TASK REQUIREMENTS
Pick out the lines below that include the string "this".

Stored items from a collection

[BEGIN]

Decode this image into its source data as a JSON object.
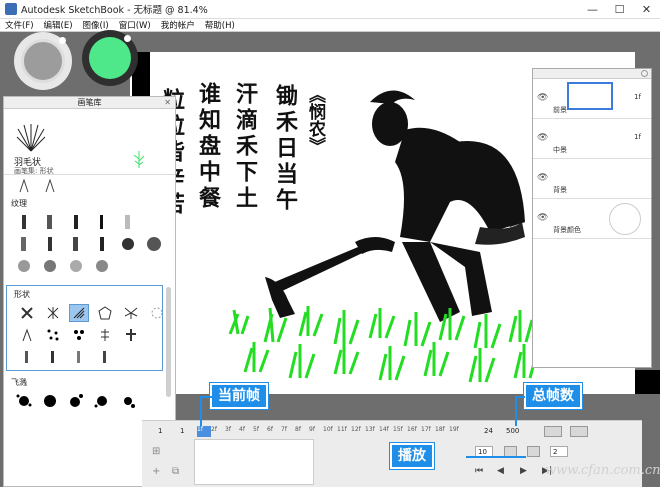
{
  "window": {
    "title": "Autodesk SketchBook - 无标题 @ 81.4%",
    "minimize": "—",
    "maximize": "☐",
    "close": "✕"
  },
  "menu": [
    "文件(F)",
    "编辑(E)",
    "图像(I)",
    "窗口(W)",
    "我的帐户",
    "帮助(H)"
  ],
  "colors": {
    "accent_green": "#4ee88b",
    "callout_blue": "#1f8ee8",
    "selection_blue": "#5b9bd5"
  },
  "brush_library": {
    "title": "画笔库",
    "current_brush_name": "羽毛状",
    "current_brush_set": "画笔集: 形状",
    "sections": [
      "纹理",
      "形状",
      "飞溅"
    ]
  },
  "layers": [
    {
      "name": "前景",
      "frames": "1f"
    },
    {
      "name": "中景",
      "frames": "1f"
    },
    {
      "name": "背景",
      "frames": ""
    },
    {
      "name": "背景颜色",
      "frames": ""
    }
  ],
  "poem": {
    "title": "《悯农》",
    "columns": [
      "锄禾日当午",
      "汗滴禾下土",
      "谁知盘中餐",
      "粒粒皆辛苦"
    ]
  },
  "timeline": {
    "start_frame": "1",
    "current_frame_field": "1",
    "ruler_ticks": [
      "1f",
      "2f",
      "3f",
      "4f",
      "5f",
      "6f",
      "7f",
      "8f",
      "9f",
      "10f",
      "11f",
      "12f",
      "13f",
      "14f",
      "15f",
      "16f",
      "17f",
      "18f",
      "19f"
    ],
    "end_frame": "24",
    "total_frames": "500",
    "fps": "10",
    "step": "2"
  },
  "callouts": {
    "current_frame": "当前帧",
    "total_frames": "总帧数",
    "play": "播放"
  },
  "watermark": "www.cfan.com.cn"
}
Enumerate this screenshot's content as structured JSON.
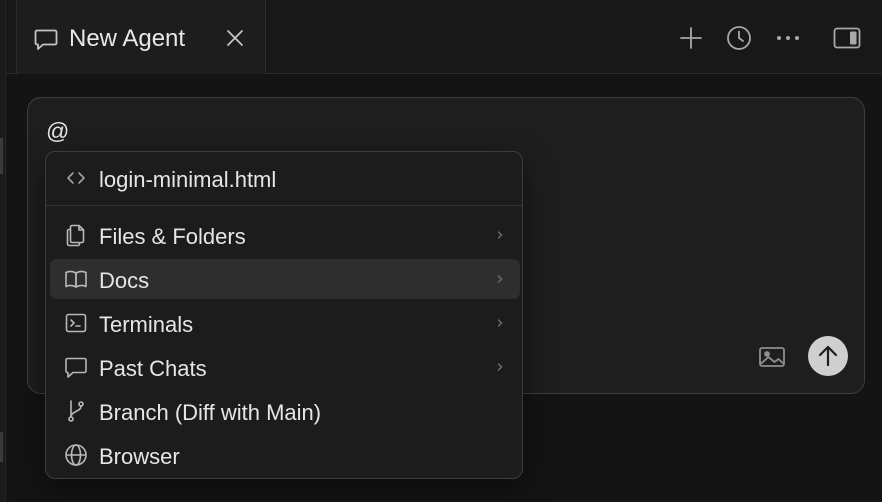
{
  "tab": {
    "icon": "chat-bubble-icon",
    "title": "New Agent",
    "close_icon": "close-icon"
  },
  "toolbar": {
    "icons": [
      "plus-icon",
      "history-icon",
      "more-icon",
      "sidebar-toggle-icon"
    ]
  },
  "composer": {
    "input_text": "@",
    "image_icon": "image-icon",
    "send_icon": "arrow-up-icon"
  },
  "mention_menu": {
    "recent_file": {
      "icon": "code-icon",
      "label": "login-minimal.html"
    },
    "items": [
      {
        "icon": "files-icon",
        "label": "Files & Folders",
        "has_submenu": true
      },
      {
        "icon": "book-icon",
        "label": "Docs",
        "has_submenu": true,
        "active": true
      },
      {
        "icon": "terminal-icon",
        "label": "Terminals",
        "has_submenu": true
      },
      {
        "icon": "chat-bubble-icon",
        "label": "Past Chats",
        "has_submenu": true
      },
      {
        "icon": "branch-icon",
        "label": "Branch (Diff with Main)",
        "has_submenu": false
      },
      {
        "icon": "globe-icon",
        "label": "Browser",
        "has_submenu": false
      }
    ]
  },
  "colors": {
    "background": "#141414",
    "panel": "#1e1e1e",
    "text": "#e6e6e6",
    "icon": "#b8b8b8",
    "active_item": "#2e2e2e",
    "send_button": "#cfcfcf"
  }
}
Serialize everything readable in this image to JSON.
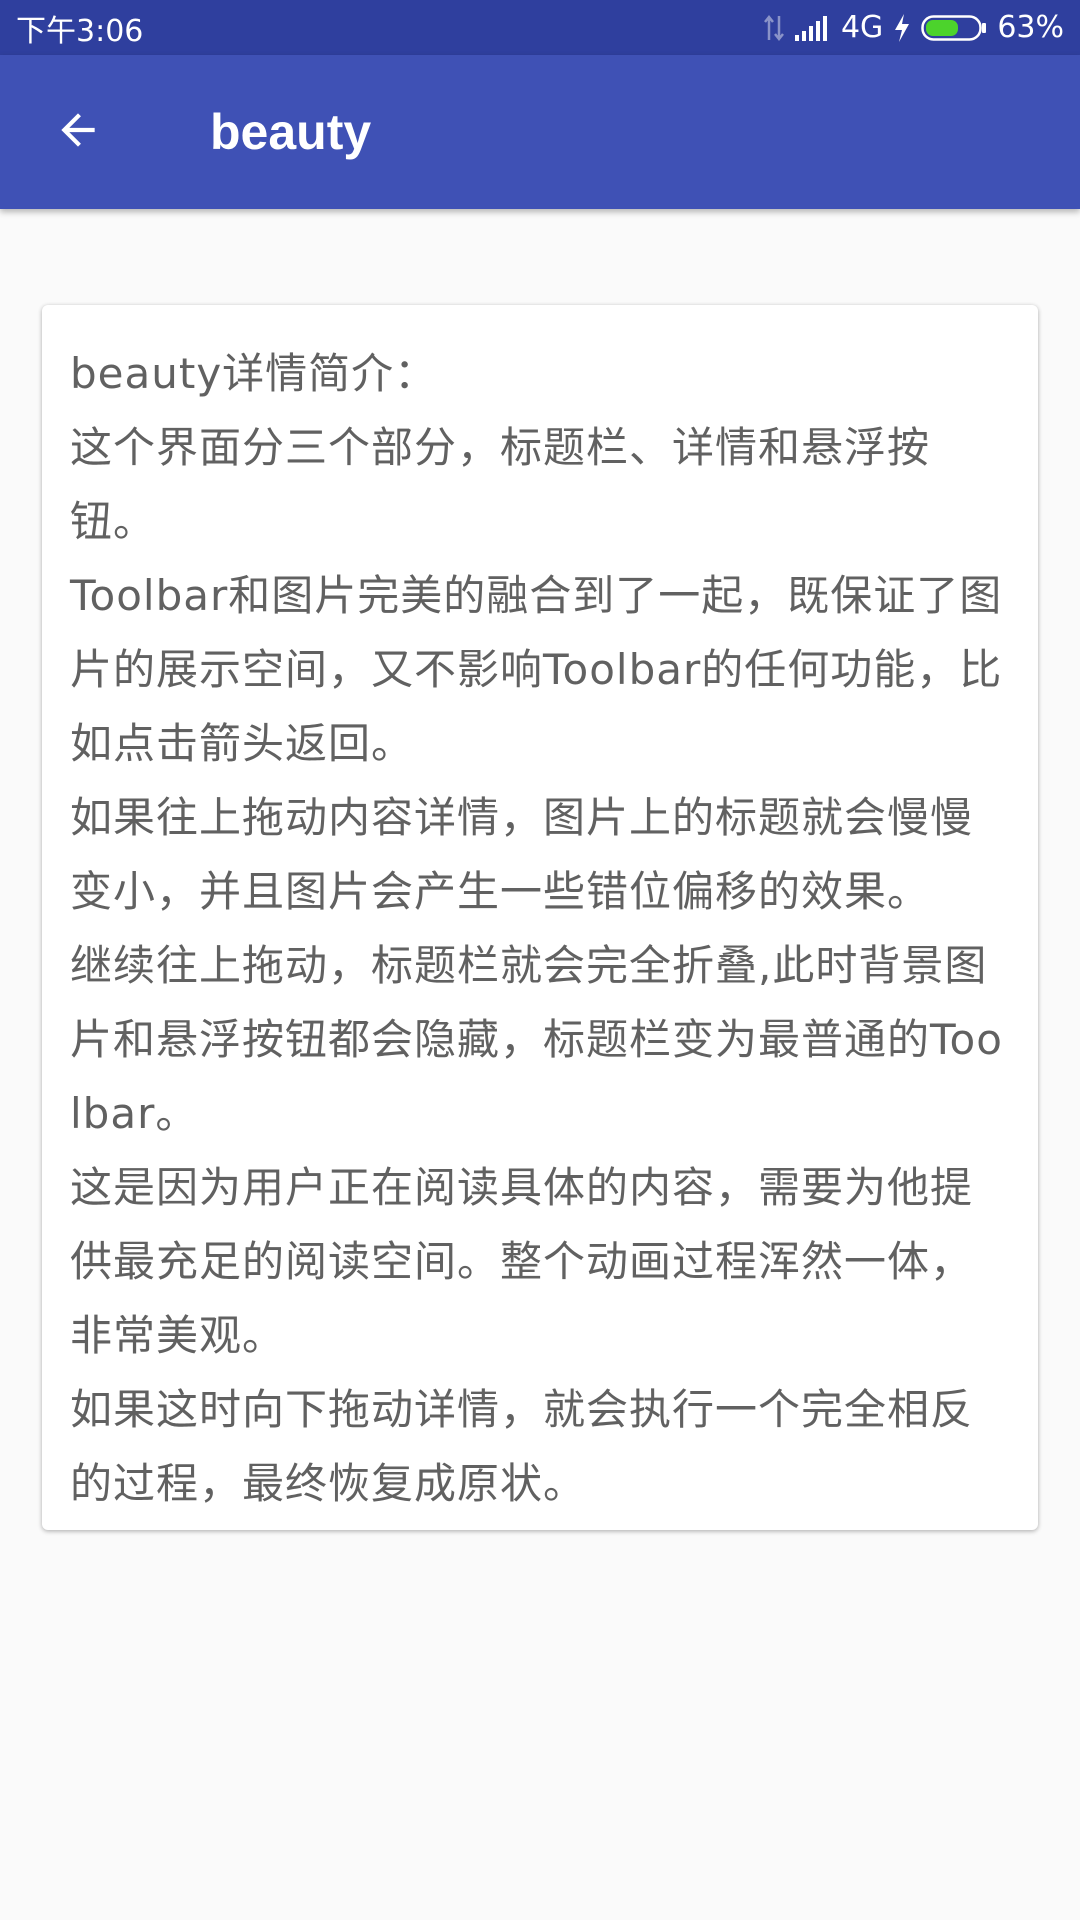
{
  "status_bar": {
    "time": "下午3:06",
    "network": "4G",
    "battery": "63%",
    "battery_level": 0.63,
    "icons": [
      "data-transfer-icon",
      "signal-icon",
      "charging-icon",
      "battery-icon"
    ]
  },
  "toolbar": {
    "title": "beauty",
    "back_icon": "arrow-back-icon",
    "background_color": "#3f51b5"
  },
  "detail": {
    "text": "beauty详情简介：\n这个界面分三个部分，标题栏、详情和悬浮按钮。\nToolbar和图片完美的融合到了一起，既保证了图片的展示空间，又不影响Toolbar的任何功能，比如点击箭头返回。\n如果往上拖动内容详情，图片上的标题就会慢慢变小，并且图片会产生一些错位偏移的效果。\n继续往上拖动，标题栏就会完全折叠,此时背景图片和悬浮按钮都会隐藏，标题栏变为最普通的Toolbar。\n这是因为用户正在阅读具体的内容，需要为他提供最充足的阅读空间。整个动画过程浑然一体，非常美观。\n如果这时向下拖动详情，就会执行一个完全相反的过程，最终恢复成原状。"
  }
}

[END]

IN RESPONSE
Decode this image into its source data as a JSON object.
Enumerate this screenshot's content as structured JSON.
Serialize everything readable in this image to JSON.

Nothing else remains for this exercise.